### WORK INSTRUCTIONS
Extract all records. Keep each one exact.

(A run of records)
+++++

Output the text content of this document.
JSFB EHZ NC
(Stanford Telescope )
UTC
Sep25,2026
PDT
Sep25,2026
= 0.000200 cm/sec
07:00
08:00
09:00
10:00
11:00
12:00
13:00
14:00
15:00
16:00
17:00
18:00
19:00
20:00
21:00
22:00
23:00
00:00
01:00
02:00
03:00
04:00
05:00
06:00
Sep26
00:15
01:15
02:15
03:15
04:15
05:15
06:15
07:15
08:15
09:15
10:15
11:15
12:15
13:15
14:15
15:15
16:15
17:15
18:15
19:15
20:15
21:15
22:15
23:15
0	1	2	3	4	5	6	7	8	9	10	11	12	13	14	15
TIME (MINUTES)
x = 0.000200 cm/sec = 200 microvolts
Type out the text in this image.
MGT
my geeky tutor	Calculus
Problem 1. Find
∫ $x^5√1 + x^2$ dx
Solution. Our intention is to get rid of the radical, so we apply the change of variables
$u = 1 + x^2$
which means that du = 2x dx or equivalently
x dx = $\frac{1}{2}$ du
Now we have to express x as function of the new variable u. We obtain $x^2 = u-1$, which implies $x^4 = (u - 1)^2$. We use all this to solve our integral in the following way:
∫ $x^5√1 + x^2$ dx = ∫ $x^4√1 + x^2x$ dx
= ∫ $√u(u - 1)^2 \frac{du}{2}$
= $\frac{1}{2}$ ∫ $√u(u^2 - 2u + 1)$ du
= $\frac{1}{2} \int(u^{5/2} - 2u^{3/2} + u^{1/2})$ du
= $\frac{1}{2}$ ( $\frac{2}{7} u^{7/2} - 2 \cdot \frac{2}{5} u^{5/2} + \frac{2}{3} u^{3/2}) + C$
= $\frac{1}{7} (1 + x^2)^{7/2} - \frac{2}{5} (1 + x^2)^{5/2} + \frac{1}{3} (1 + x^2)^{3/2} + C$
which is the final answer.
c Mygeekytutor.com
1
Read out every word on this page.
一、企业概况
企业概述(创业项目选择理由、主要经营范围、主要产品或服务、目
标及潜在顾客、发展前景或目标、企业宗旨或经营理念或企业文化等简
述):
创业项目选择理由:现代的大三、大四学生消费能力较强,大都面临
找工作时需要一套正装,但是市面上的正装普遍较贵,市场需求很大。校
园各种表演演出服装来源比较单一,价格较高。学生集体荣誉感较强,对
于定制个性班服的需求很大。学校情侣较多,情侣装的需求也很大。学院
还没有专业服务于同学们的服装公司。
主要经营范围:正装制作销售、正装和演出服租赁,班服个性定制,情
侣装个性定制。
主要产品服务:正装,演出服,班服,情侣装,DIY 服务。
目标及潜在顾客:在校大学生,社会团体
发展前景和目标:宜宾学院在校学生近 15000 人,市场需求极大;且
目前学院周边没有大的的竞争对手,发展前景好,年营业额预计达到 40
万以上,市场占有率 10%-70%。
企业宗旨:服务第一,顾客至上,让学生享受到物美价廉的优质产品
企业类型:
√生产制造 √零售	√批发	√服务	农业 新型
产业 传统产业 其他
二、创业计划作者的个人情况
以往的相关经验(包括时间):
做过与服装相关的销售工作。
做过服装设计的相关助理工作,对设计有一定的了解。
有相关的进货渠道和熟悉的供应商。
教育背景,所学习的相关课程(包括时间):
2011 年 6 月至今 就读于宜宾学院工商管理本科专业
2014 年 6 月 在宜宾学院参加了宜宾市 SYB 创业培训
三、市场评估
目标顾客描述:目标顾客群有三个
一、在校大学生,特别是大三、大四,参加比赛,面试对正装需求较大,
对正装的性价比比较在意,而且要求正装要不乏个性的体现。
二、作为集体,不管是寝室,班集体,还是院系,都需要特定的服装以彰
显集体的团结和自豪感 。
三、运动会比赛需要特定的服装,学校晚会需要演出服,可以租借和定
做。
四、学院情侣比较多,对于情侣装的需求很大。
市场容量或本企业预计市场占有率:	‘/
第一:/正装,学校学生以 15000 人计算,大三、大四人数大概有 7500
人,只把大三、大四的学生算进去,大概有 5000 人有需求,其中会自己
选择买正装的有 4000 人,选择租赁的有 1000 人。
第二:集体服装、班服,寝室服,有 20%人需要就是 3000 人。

+++++

### FULL SOLUTION
Output the text content of this document.
JSFB EHZ NC
(Stanford Telescope )
UTC
Sep25,2026
PDT
Sep25,2026
= 0.000200 cm/sec
07:00
08:00
09:00
10:00
11:00
12:00
13:00
14:00
15:00
16:00
17:00
18:00
19:00
20:00
21:00
22:00
23:00
00:00
01:00
02:00
03:00
04:00
05:00
06:00
Sep26
00:15
01:15
02:15
03:15
04:15
05:15
06:15
07:15
08:15
09:15
10:15
11:15
12:15
13:15
14:15
15:15
16:15
17:15
18:15
19:15
20:15
21:15
22:15
23:15
0	1	2	3	4	5	6	7	8	9	10	11	12	13	14	15
TIME (MINUTES)
x = 0.000200 cm/sec = 200 microvolts
Type out the text in this image.
MGT
my geeky tutor	Calculus
Problem 1. Find
∫ $x^5√1 + x^2$ dx
Solution. Our intention is to get rid of the radical, so we apply the change of variables
$u = 1 + x^2$
which means that du = 2x dx or equivalently
x dx = $\frac{1}{2}$ du
Now we have to express x as function of the new variable u. We obtain $x^2 = u-1$, which implies $x^4 = (u - 1)^2$. We use all this to solve our integral in the following way:
∫ $x^5√1 + x^2$ dx = ∫ $x^4√1 + x^2x$ dx
= ∫ $√u(u - 1)^2 \frac{du}{2}$
= $\frac{1}{2}$ ∫ $√u(u^2 - 2u + 1)$ du
= $\frac{1}{2} \int(u^{5/2} - 2u^{3/2} + u^{1/2})$ du
= $\frac{1}{2}$ ( $\frac{2}{7} u^{7/2} - 2 \cdot \frac{2}{5} u^{5/2} + \frac{2}{3} u^{3/2}) + C$
= $\frac{1}{7} (1 + x^2)^{7/2} - \frac{2}{5} (1 + x^2)^{5/2} + \frac{1}{3} (1 + x^2)^{3/2} + C$
which is the final answer.
c Mygeekytutor.com
1
Read out every word on this page.
一、企业概况
企业概述(创业项目选择理由、主要经营范围、主要产品或服务、目
标及潜在顾客、发展前景或目标、企业宗旨或经营理念或企业文化等简
述):
创业项目选择理由:现代的大三、大四学生消费能力较强,大都面临
找工作时需要一套正装,但是市面上的正装普遍较贵,市场需求很大。校
园各种表演演出服装来源比较单一,价格较高。学生集体荣誉感较强,对
于定制个性班服的需求很大。学校情侣较多,情侣装的需求也很大。学院
还没有专业服务于同学们的服装公司。
主要经营范围:正装制作销售、正装和演出服租赁,班服个性定制,情
侣装个性定制。
主要产品服务:正装,演出服,班服,情侣装,DIY 服务。
目标及潜在顾客:在校大学生,社会团体
发展前景和目标:宜宾学院在校学生近 15000 人,市场需求极大;且
目前学院周边没有大的的竞争对手,发展前景好,年营业额预计达到 40
万以上,市场占有率 10%-70%。
企业宗旨:服务第一,顾客至上,让学生享受到物美价廉的优质产品
企业类型:
√生产制造 √零售	√批发	√服务	农业 新型
产业 传统产业 其他
二、创业计划作者的个人情况
以往的相关经验(包括时间):
做过与服装相关的销售工作。
做过服装设计的相关助理工作,对设计有一定的了解。
有相关的进货渠道和熟悉的供应商。
教育背景,所学习的相关课程(包括时间):
2011 年 6 月至今 就读于宜宾学院工商管理本科专业
2014 年 6 月 在宜宾学院参加了宜宾市 SYB 创业培训
三、市场评估
目标顾客描述:目标顾客群有三个
一、在校大学生,特别是大三、大四,参加比赛,面试对正装需求较大,
对正装的性价比比较在意,而且要求正装要不乏个性的体现。
二、作为集体,不管是寝室,班集体,还是院系,都需要特定的服装以彰
显集体的团结和自豪感 。
三、运动会比赛需要特定的服装,学校晚会需要演出服,可以租借和定
做。
四、学院情侣比较多,对于情侣装的需求很大。
市场容量或本企业预计市场占有率:	‘/
第一:/正装,学校学生以 15000 人计算,大三、大四人数大概有 7500
人,只把大三、大四的学生算进去,大概有 5000 人有需求,其中会自己
选择买正装的有 4000 人,选择租赁的有 1000 人。
第二:集体服装、班服,寝室服,有 20%人需要就是 3000 人。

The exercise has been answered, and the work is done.